--- Data listing ---

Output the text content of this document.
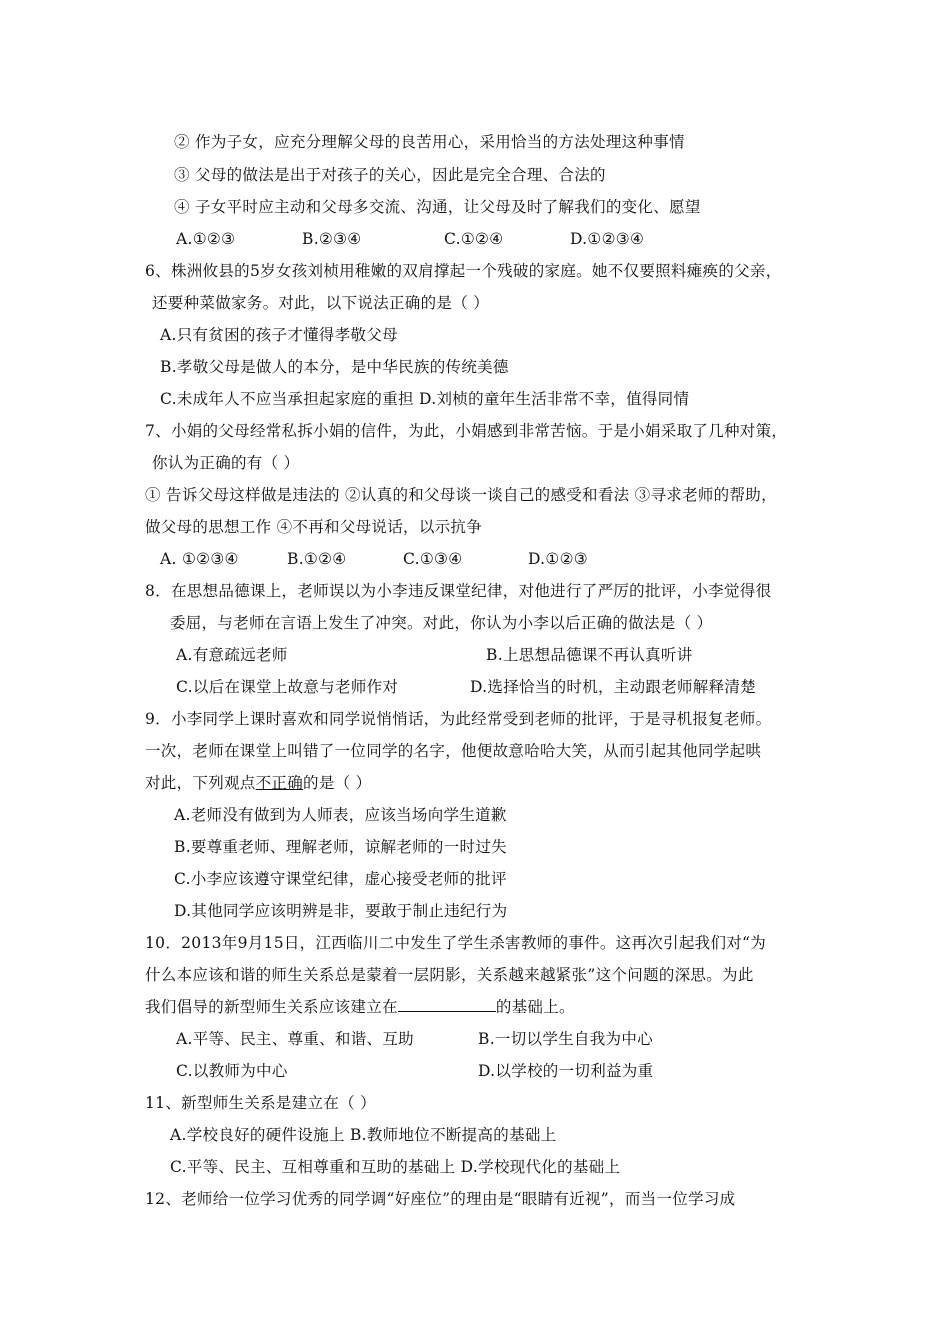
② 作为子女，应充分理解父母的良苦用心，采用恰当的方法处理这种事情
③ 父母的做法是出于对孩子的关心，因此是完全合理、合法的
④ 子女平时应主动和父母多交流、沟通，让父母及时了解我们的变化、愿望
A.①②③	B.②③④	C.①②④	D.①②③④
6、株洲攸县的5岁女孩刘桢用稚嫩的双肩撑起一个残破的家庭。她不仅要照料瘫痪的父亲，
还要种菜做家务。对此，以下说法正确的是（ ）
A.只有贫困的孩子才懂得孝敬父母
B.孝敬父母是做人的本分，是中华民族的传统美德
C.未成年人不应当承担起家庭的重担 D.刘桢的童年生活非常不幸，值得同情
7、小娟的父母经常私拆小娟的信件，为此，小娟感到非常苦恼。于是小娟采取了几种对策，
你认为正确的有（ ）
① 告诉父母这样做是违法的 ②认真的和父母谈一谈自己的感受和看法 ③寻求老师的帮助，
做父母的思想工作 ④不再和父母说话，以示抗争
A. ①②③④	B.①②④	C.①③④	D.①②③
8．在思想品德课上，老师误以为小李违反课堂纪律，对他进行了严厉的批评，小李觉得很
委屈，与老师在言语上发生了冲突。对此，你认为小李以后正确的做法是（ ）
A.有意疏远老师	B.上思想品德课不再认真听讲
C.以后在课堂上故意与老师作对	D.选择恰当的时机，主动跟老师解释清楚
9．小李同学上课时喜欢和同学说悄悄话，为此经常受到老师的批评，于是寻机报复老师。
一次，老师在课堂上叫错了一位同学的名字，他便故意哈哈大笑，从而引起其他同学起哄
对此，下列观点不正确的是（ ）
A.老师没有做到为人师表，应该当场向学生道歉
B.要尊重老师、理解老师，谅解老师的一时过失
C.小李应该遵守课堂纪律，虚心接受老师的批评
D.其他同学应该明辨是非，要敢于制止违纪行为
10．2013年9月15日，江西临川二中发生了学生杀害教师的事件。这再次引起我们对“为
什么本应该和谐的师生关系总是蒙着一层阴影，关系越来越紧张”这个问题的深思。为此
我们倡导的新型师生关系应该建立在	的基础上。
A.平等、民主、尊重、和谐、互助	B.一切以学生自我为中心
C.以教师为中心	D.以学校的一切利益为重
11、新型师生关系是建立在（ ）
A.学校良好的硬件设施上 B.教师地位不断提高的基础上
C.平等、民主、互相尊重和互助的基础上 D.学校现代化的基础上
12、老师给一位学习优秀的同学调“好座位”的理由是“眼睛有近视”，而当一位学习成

---
--- Data listing ---

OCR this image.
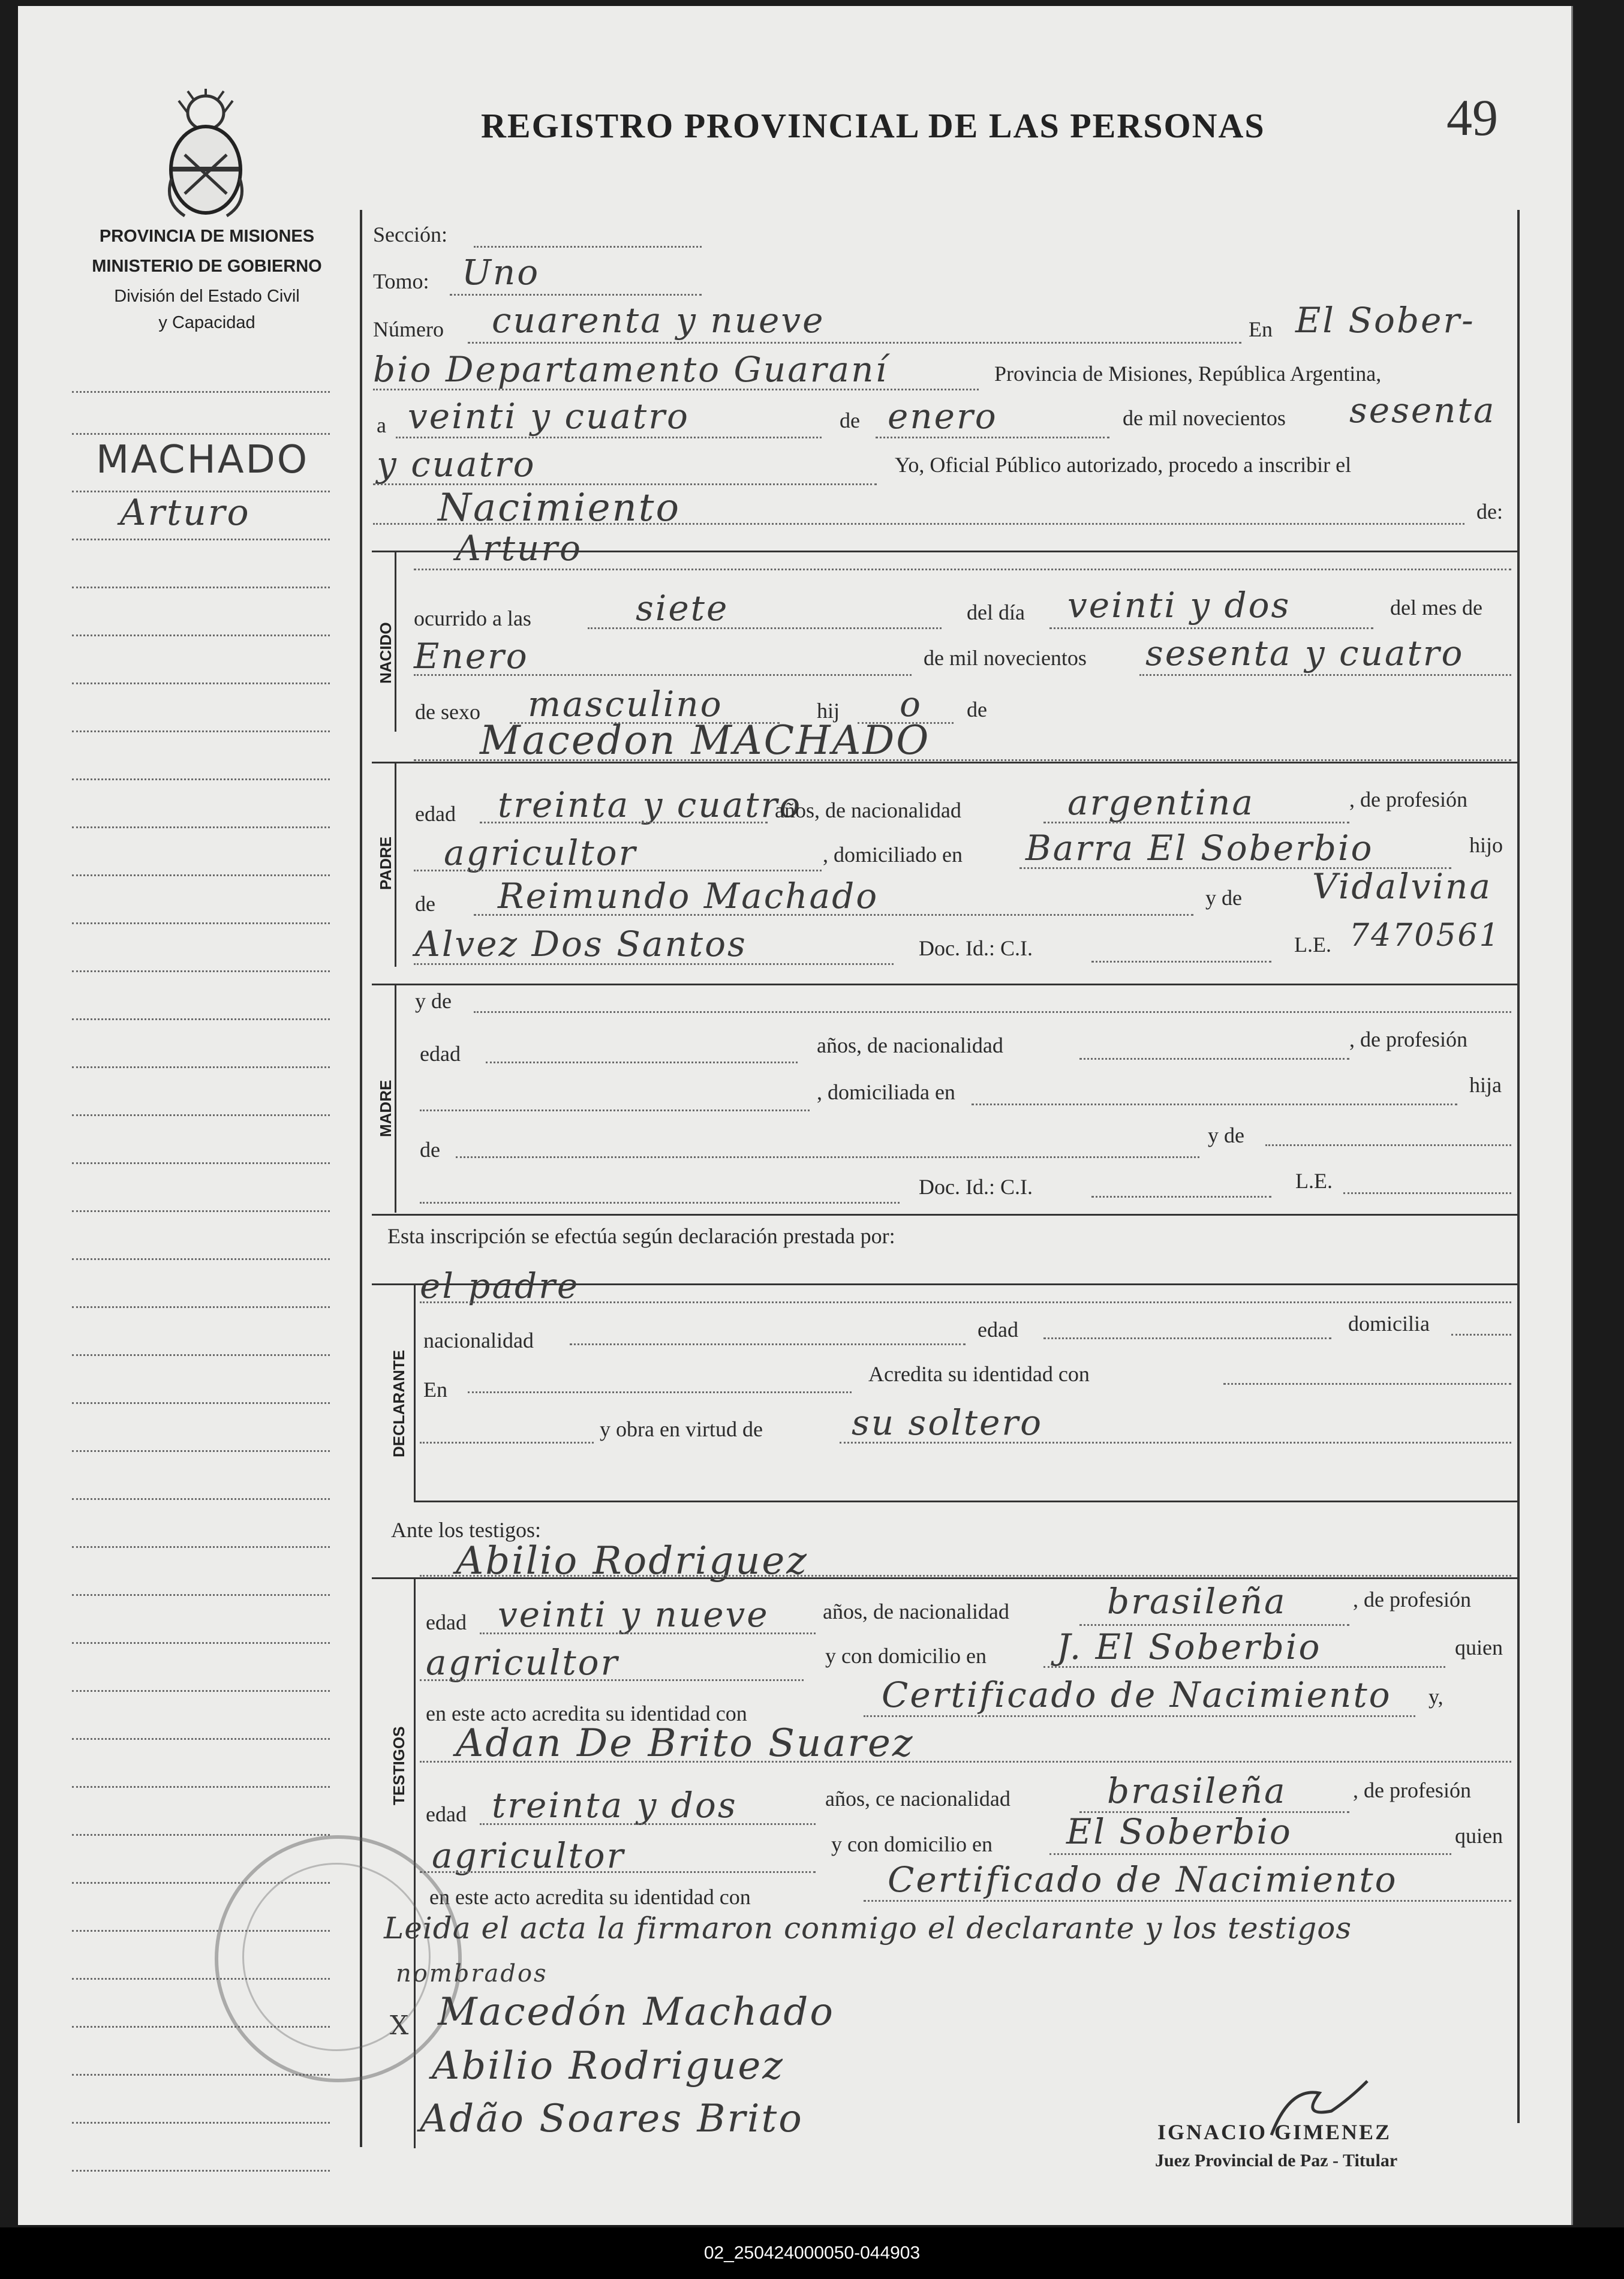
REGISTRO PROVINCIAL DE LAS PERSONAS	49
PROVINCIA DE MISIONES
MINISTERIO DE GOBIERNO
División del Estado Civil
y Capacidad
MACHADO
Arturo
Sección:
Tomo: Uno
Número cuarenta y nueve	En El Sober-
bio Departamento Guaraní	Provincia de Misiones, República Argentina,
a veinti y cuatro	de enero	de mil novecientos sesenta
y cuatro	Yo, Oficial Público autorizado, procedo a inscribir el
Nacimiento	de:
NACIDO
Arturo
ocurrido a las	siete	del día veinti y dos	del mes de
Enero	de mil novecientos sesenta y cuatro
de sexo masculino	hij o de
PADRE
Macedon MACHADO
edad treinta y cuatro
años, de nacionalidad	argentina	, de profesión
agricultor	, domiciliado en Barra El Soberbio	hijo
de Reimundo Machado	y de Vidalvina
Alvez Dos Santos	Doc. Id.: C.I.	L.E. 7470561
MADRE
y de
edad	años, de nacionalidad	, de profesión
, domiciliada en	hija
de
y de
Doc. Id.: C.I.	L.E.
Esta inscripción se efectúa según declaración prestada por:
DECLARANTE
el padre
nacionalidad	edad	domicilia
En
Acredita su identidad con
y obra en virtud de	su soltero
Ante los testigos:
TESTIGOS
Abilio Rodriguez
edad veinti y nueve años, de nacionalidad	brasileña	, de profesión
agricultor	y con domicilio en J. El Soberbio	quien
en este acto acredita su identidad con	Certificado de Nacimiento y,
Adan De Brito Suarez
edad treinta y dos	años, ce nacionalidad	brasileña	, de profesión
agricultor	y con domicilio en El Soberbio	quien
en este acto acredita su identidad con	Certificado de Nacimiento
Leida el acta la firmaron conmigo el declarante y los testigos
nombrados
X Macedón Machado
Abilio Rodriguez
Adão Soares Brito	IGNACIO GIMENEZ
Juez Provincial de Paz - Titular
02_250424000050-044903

---

• [Written request]: Show each line of the listing that holds the string "sesenta".

• [Output]:
a veinti y cuatro	de enero	de mil novecientos sesenta
Enero	de mil novecientos sesenta y cuatro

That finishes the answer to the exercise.